### Written instruction
Retype the complete listing exactly as it appears.

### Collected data
____

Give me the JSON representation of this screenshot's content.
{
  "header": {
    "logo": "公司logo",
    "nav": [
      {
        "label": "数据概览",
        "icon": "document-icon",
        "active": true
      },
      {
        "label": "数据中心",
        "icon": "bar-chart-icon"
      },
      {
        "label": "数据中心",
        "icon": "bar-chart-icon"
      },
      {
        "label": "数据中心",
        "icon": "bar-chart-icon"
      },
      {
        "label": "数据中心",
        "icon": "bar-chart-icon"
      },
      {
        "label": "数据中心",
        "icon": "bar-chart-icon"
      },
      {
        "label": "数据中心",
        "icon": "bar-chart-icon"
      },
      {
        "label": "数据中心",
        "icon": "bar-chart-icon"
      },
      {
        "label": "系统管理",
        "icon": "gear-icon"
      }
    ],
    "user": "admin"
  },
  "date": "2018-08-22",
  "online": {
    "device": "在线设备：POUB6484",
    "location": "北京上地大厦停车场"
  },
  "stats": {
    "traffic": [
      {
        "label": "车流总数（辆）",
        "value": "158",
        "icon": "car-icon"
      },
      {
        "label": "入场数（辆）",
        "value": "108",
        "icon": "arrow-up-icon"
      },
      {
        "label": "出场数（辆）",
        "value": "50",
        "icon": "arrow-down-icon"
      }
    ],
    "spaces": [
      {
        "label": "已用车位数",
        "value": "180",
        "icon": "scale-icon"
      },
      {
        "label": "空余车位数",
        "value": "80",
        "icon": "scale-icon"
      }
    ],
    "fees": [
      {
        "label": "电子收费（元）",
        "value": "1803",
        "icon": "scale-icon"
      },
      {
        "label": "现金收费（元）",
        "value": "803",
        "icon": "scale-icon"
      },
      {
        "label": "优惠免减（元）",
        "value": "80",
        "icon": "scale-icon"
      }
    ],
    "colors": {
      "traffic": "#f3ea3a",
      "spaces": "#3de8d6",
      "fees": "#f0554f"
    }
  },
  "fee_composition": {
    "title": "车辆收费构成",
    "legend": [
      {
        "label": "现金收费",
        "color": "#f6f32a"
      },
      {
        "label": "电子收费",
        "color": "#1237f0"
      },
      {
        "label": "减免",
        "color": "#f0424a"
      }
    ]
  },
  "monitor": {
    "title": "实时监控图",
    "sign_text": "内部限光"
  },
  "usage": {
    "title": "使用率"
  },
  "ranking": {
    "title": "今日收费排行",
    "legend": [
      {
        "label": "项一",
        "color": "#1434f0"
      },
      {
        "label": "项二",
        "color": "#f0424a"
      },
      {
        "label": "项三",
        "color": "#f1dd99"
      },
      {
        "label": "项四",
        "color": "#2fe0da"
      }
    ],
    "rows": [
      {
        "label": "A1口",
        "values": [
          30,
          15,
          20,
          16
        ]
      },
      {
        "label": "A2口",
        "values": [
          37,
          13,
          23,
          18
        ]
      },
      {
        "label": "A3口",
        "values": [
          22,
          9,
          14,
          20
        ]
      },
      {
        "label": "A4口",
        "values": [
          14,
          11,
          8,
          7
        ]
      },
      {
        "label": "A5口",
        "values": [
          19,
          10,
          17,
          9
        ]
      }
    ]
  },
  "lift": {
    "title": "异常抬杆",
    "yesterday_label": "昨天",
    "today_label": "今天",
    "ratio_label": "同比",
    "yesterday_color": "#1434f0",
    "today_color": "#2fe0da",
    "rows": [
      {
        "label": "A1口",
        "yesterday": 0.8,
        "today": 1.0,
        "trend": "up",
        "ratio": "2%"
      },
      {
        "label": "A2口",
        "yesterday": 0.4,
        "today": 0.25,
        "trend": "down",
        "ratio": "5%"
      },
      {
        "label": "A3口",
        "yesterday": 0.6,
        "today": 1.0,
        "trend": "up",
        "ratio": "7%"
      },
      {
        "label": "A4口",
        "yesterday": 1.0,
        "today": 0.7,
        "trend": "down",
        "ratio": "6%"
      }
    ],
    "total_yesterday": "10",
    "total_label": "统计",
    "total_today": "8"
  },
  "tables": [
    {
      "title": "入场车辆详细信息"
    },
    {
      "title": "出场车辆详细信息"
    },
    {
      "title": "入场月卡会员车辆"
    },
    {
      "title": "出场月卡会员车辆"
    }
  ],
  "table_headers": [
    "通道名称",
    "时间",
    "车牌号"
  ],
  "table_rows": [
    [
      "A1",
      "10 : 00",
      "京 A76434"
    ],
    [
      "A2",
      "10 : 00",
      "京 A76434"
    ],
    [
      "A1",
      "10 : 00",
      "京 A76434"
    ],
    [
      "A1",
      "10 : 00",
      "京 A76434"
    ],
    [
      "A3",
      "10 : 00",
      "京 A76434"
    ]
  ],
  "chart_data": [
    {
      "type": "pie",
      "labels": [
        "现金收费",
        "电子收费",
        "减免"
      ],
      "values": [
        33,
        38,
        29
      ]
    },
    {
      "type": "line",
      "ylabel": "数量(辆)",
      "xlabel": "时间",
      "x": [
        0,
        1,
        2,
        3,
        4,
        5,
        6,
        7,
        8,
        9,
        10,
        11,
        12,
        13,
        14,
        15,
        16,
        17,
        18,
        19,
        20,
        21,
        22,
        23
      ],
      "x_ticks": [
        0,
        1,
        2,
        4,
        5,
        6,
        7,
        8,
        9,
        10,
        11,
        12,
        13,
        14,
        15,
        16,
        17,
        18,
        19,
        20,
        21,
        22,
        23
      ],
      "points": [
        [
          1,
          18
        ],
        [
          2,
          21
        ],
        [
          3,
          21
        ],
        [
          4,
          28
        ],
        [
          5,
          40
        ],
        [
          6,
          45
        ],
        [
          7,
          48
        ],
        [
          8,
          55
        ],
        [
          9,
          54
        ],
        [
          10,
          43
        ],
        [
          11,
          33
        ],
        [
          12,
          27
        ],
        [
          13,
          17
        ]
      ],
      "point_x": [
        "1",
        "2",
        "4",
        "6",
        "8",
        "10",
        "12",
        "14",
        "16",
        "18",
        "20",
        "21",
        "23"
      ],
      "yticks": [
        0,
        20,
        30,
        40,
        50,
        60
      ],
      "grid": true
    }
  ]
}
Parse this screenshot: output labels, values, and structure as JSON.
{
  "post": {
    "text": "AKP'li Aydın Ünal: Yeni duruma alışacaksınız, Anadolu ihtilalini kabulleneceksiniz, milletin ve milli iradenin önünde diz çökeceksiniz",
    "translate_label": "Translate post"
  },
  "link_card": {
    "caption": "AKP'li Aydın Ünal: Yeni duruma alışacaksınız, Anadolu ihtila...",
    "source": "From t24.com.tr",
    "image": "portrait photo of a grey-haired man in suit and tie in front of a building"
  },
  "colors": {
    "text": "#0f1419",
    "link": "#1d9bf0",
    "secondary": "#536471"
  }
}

____

### Problem solution
Give me the JSON representation of this screenshot's content.
{
  "header": {
    "logo": "公司logo",
    "nav": [
      {
        "label": "数据概览",
        "icon": "document-icon",
        "active": true
      },
      {
        "label": "数据中心",
        "icon": "bar-chart-icon"
      },
      {
        "label": "数据中心",
        "icon": "bar-chart-icon"
      },
      {
        "label": "数据中心",
        "icon": "bar-chart-icon"
      },
      {
        "label": "数据中心",
        "icon": "bar-chart-icon"
      },
      {
        "label": "数据中心",
        "icon": "bar-chart-icon"
      },
      {
        "label": "数据中心",
        "icon": "bar-chart-icon"
      },
      {
        "label": "数据中心",
        "icon": "bar-chart-icon"
      },
      {
        "label": "系统管理",
        "icon": "gear-icon"
      }
    ],
    "user": "admin"
  },
  "date": "2018-08-22",
  "online": {
    "device": "在线设备：POUB6484",
    "location": "北京上地大厦停车场"
  },
  "stats": {
    "traffic": [
      {
        "label": "车流总数（辆）",
        "value": "158",
        "icon": "car-icon"
      },
      {
        "label": "入场数（辆）",
        "value": "108",
        "icon": "arrow-up-icon"
      },
      {
        "label": "出场数（辆）",
        "value": "50",
        "icon": "arrow-down-icon"
      }
    ],
    "spaces": [
      {
        "label": "已用车位数",
        "value": "180",
        "icon": "scale-icon"
      },
      {
        "label": "空余车位数",
        "value": "80",
        "icon": "scale-icon"
      }
    ],
    "fees": [
      {
        "label": "电子收费（元）",
        "value": "1803",
        "icon": "scale-icon"
      },
      {
        "label": "现金收费（元）",
        "value": "803",
        "icon": "scale-icon"
      },
      {
        "label": "优惠免减（元）",
        "value": "80",
        "icon": "scale-icon"
      }
    ],
    "colors": {
      "traffic": "#f3ea3a",
      "spaces": "#3de8d6",
      "fees": "#f0554f"
    }
  },
  "fee_composition": {
    "title": "车辆收费构成",
    "legend": [
      {
        "label": "现金收费",
        "color": "#f6f32a"
      },
      {
        "label": "电子收费",
        "color": "#1237f0"
      },
      {
        "label": "减免",
        "color": "#f0424a"
      }
    ]
  },
  "monitor": {
    "title": "实时监控图",
    "sign_text": "内部限光"
  },
  "usage": {
    "title": "使用率"
  },
  "ranking": {
    "title": "今日收费排行",
    "legend": [
      {
        "label": "项一",
        "color": "#1434f0"
      },
      {
        "label": "项二",
        "color": "#f0424a"
      },
      {
        "label": "项三",
        "color": "#f1dd99"
      },
      {
        "label": "项四",
        "color": "#2fe0da"
      }
    ],
    "rows": [
      {
        "label": "A1口",
        "values": [
          30,
          15,
          20,
          16
        ]
      },
      {
        "label": "A2口",
        "values": [
          37,
          13,
          23,
          18
        ]
      },
      {
        "label": "A3口",
        "values": [
          22,
          9,
          14,
          20
        ]
      },
      {
        "label": "A4口",
        "values": [
          14,
          11,
          8,
          7
        ]
      },
      {
        "label": "A5口",
        "values": [
          19,
          10,
          17,
          9
        ]
      }
    ]
  },
  "lift": {
    "title": "异常抬杆",
    "yesterday_label": "昨天",
    "today_label": "今天",
    "ratio_label": "同比",
    "yesterday_color": "#1434f0",
    "today_color": "#2fe0da",
    "rows": [
      {
        "label": "A1口",
        "yesterday": 0.8,
        "today": 1.0,
        "trend": "up",
        "ratio": "2%"
      },
      {
        "label": "A2口",
        "yesterday": 0.4,
        "today": 0.25,
        "trend": "down",
        "ratio": "5%"
      },
      {
        "label": "A3口",
        "yesterday": 0.6,
        "today": 1.0,
        "trend": "up",
        "ratio": "7%"
      },
      {
        "label": "A4口",
        "yesterday": 1.0,
        "today": 0.7,
        "trend": "down",
        "ratio": "6%"
      }
    ],
    "total_yesterday": "10",
    "total_label": "统计",
    "total_today": "8"
  },
  "tables": [
    {
      "title": "入场车辆详细信息"
    },
    {
      "title": "出场车辆详细信息"
    },
    {
      "title": "入场月卡会员车辆"
    },
    {
      "title": "出场月卡会员车辆"
    }
  ],
  "table_headers": [
    "通道名称",
    "时间",
    "车牌号"
  ],
  "table_rows": [
    [
      "A1",
      "10 : 00",
      "京 A76434"
    ],
    [
      "A2",
      "10 : 00",
      "京 A76434"
    ],
    [
      "A1",
      "10 : 00",
      "京 A76434"
    ],
    [
      "A1",
      "10 : 00",
      "京 A76434"
    ],
    [
      "A3",
      "10 : 00",
      "京 A76434"
    ]
  ],
  "chart_data": [
    {
      "type": "pie",
      "labels": [
        "现金收费",
        "电子收费",
        "减免"
      ],
      "values": [
        33,
        38,
        29
      ]
    },
    {
      "type": "line",
      "ylabel": "数量(辆)",
      "xlabel": "时间",
      "x": [
        0,
        1,
        2,
        3,
        4,
        5,
        6,
        7,
        8,
        9,
        10,
        11,
        12,
        13,
        14,
        15,
        16,
        17,
        18,
        19,
        20,
        21,
        22,
        23
      ],
      "x_ticks": [
        0,
        1,
        2,
        4,
        5,
        6,
        7,
        8,
        9,
        10,
        11,
        12,
        13,
        14,
        15,
        16,
        17,
        18,
        19,
        20,
        21,
        22,
        23
      ],
      "points": [
        [
          1,
          18
        ],
        [
          2,
          21
        ],
        [
          3,
          21
        ],
        [
          4,
          28
        ],
        [
          5,
          40
        ],
        [
          6,
          45
        ],
        [
          7,
          48
        ],
        [
          8,
          55
        ],
        [
          9,
          54
        ],
        [
          10,
          43
        ],
        [
          11,
          33
        ],
        [
          12,
          27
        ],
        [
          13,
          17
        ]
      ],
      "point_x": [
        "1",
        "2",
        "4",
        "6",
        "8",
        "10",
        "12",
        "14",
        "16",
        "18",
        "20",
        "21",
        "23"
      ],
      "yticks": [
        0,
        20,
        30,
        40,
        50,
        60
      ],
      "grid": true
    }
  ]
}
Parse this screenshot: output labels, values, and structure as JSON.
{
  "post": {
    "text": "AKP'li Aydın Ünal: Yeni duruma alışacaksınız, Anadolu ihtilalini kabulleneceksiniz, milletin ve milli iradenin önünde diz çökeceksiniz",
    "translate_label": "Translate post"
  },
  "link_card": {
    "caption": "AKP'li Aydın Ünal: Yeni duruma alışacaksınız, Anadolu ihtila...",
    "source": "From t24.com.tr",
    "image": "portrait photo of a grey-haired man in suit and tie in front of a building"
  },
  "colors": {
    "text": "#0f1419",
    "link": "#1d9bf0",
    "secondary": "#536471"
  }
}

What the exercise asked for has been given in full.